- [Page]

◆ ◆ ◆ ◆ ◆

Chambers and other local officials spoke with Inside INdiana Business Host Gerry Dick at the event.
“The momentum up here is incredible,” said Chambers. “The fastest-growing community in the Great Lakes region? Fort Wayne, Indiana. [It’s] the most educated community in the country or one of the most. [It’s] a great place for retirees. Low housing prices. Their GDP is growing. This community has really worked hard, and it is showing up.”
Among the major investments in the region is the $286 million first phase of the Electric Works mixed-use innovation district at the former General Electric campus in downtown Fort Wayne.
Several portions of the district have already opened, including the Union Street Market food hall and the Amp Lab, a STEM-centered lab operated by Fort Wayne Community Schools.
Fort Wayne-based Do It Best Corp. is set to move in this week as the district’s anchor tenant. CEO Dan Starr said the outlook for northeast Indiana helped him sell the idea to his board of directors.
“If you look at the economic activity and growth in northeast Indiana, and that’s not just this last year [but] the last decade,” said Starr. “It just is a vibrant community with a lot of growth potential and business movement, and so it’s an attractor of people, of companies, and that is something that is also easy to sell to someone who just looking at it as a business transaction.”

◆ ◆ ◆ ◆ ◆

- [Tasks to carry out]
• 1. From the Fort Wayne article, extract the passage starting at "Several portions of" and ending at "Wayne Community Schools.".
• 2. Write the next part of the Fort Wayne article, picking up after its final sentence.

- [Rows]
◆ ◆ ◆ ◆ ◆

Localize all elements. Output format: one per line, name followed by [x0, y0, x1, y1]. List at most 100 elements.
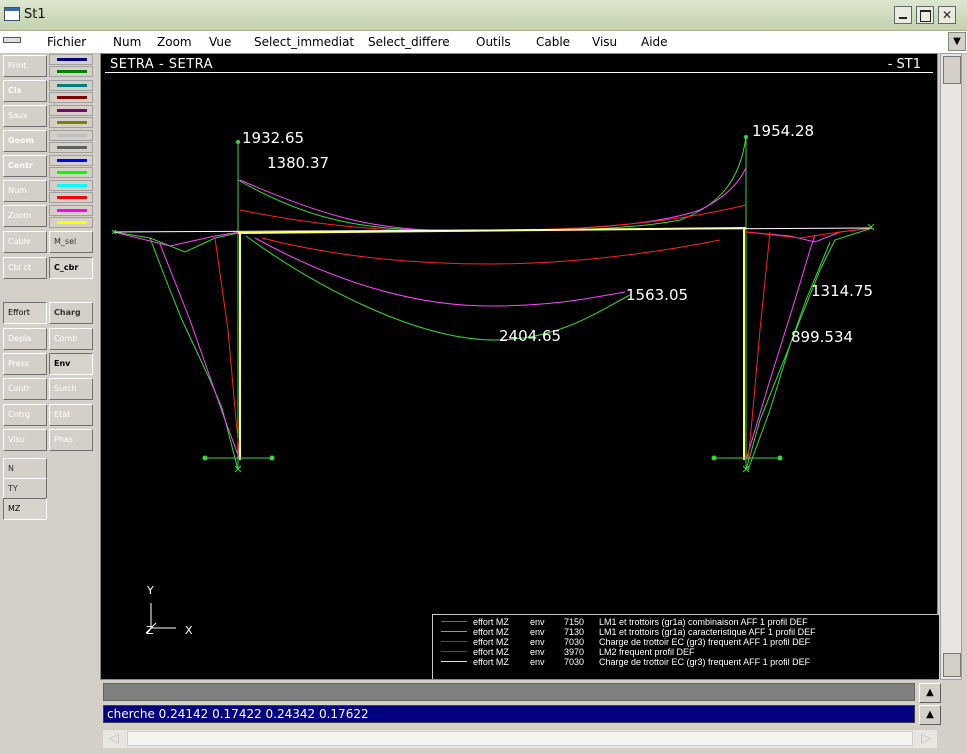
cntrg-button[interactable]: Cntrg [3, 404, 47, 426]
menu-num[interactable]: Num [113, 35, 141, 49]
menu-visu[interactable]: Visu [592, 35, 617, 49]
value-label: 1932.65 [242, 129, 304, 147]
menu-zoom[interactable]: Zoom [157, 35, 192, 49]
arrow-left-icon: ◁ [109, 731, 119, 746]
color-swatch[interactable] [49, 167, 93, 178]
value-label: 2404.65 [499, 327, 561, 345]
color-swatch[interactable] [49, 205, 93, 216]
close-button[interactable]: ✕ [938, 6, 956, 24]
cbl-ct-button[interactable]: Cbl ct [3, 257, 47, 279]
effort-button[interactable]: Effort [3, 302, 47, 324]
menu-vue[interactable]: Vue [209, 35, 231, 49]
depla-button[interactable]: Depla [3, 328, 47, 350]
minimize-icon [899, 17, 907, 19]
color-swatch[interactable] [49, 180, 93, 191]
legend-row: effort MZ env 7150 LM1 et trottoirs (gr1… [433, 617, 939, 627]
num-button[interactable]: Num [3, 180, 47, 202]
centr-button[interactable]: Centr [3, 155, 47, 177]
legend-row: effort MZ env 7030 Charge de trottoir EC… [433, 637, 939, 647]
envelope-green-span-top [237, 136, 747, 232]
history-next-button[interactable]: ▲ [919, 705, 941, 725]
color-sample [57, 221, 87, 224]
cls-button[interactable]: Cls [3, 80, 47, 102]
title-bar: St1 ✕ [0, 0, 967, 31]
envelope-magenta-left [113, 231, 241, 247]
menu-select-immediat[interactable]: Select_immediat [254, 35, 354, 49]
color-swatch[interactable] [49, 117, 93, 128]
legend-line-sample [441, 641, 467, 642]
command-input[interactable]: cherche 0.24142 0.17422 0.24342 0.17622 [103, 705, 915, 723]
system-menu-icon[interactable] [3, 37, 21, 43]
canvas-vertical-scrollbar[interactable] [940, 53, 962, 680]
zoom-button[interactable]: Zoom [3, 205, 47, 227]
scroll-right-button[interactable]: ▷ [915, 730, 937, 748]
scroll-left-button[interactable]: ◁ [103, 730, 125, 748]
phas-button[interactable]: Phas [49, 429, 93, 451]
maximize-button[interactable] [916, 6, 934, 24]
legend-row: effort MZ env 7030 Charge de trottoir EC… [433, 657, 939, 667]
color-swatch[interactable] [49, 142, 93, 153]
color-sample [57, 70, 87, 73]
value-label: 1380.37 [267, 154, 329, 172]
color-swatch[interactable] [49, 54, 93, 65]
etat-button[interactable]: Etat [49, 404, 93, 426]
contr-button[interactable]: Contr [3, 378, 47, 400]
color-sample [57, 121, 87, 124]
menu-select-differe[interactable]: Select_differe [368, 35, 450, 49]
color-swatch[interactable] [49, 155, 93, 166]
envelope-magenta-right-pile [745, 234, 816, 461]
env-button[interactable]: Env [49, 353, 93, 375]
n-component-button[interactable]: N [3, 458, 47, 480]
value-label: 899.534 [791, 328, 853, 346]
scrollbar-track[interactable] [127, 731, 913, 746]
cable-button[interactable]: Cable [3, 231, 47, 253]
color-sample [57, 159, 87, 162]
color-swatch[interactable] [49, 105, 93, 116]
comb-button[interactable]: Comb [49, 328, 93, 350]
print-button[interactable]: Print [3, 55, 47, 77]
scrollbar-thumb-bottom[interactable] [943, 653, 961, 677]
color-sample [57, 58, 87, 61]
color-swatch[interactable] [49, 192, 93, 203]
value-label: 1314.75 [811, 282, 873, 300]
menu-cable[interactable]: Cable [536, 35, 570, 49]
menu-scroll-button[interactable]: ▼ [948, 32, 966, 51]
menu-outils[interactable]: Outils [476, 35, 511, 49]
mz-component-button[interactable]: MZ [3, 498, 47, 520]
minimize-button[interactable] [894, 6, 912, 24]
menu-fichier[interactable]: Fichier [47, 35, 86, 49]
canvas-horizontal-scrollbar[interactable]: ◁ ▷ [103, 730, 937, 748]
press-button[interactable]: Press [3, 353, 47, 375]
visu-button[interactable]: Visu [3, 429, 47, 451]
color-swatch[interactable] [49, 92, 93, 103]
window-title: St1 [24, 7, 46, 22]
surch-button[interactable]: Surch [49, 378, 93, 400]
sauv-button[interactable]: Sauv [3, 105, 47, 127]
value-label: 1563.05 [626, 286, 688, 304]
legend-line-sample [441, 621, 467, 622]
color-sample [57, 184, 87, 187]
menu-bar: Fichier Num Zoom Vue Select_immediat Sel… [0, 31, 967, 54]
scrollbar-thumb-top[interactable] [943, 56, 961, 84]
color-swatch[interactable] [49, 80, 93, 91]
legend-line-sample [441, 661, 467, 662]
c-cbr-button[interactable]: C_cbr [49, 257, 93, 279]
command-history[interactable] [103, 683, 915, 701]
drawing-canvas[interactable]: SETRA - SETRA - ST1 1932.65 1380.37 1954… [100, 53, 938, 680]
color-sample [57, 196, 87, 199]
menu-aide[interactable]: Aide [641, 35, 668, 49]
color-sample [57, 84, 87, 87]
m-sel-button[interactable]: M_sel [49, 231, 93, 253]
color-sample [57, 171, 87, 174]
charg-button[interactable]: Charg [49, 302, 93, 324]
legend-row: effort MZ env 3970 LM2 frequent profil D… [433, 647, 939, 657]
geom-button[interactable]: Geom [3, 130, 47, 152]
color-swatch[interactable] [49, 66, 93, 77]
maximize-icon [920, 10, 931, 22]
history-up-button[interactable]: ▲ [919, 683, 941, 703]
color-swatch[interactable] [49, 217, 93, 228]
ty-component-button[interactable]: TY [3, 478, 47, 500]
color-swatch[interactable] [49, 130, 93, 141]
legend-row: effort MZ env 7130 LM1 et trottoirs (gr1… [433, 627, 939, 637]
chevron-down-icon: ▼ [953, 36, 961, 47]
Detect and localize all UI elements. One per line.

◆ ◆ ◆ ◆ ◆

- [Outputs for the tasks]
• 1.
Several portions of the district have already opened, including the Union Street Market food hall and the Amp Lab, a STEM-centered lab operated by Fort Wayne Community Schools.

• 2.
But there are challenges in northeast Indiana. Among them are educational attainment, early childhood education and affordable housing, an issue that really has come to the forefront throughout the state of Indiana.
“The affordability gap in housing is a key issue,” said John Urbahns, CEO of Greater Fort Wayne Inc. “When you look at some of our smaller communities…just the number of units available, when you look at the aging population and not having people leave their homes and having turnover, there’s a challenge in workforce housing in a lot of our smaller communities.”
Urbahns adds some of the northeast Indiana projects approved for grant funding through the Regional Economic Acceleration and Development Initiative (READI) aim to address the housing issue.
Just last week, the The Northeast Indiana Regional Development Authority announced $15 million in READI funding for several projects, including housing efforts in Fort Wayne and DeKalb County.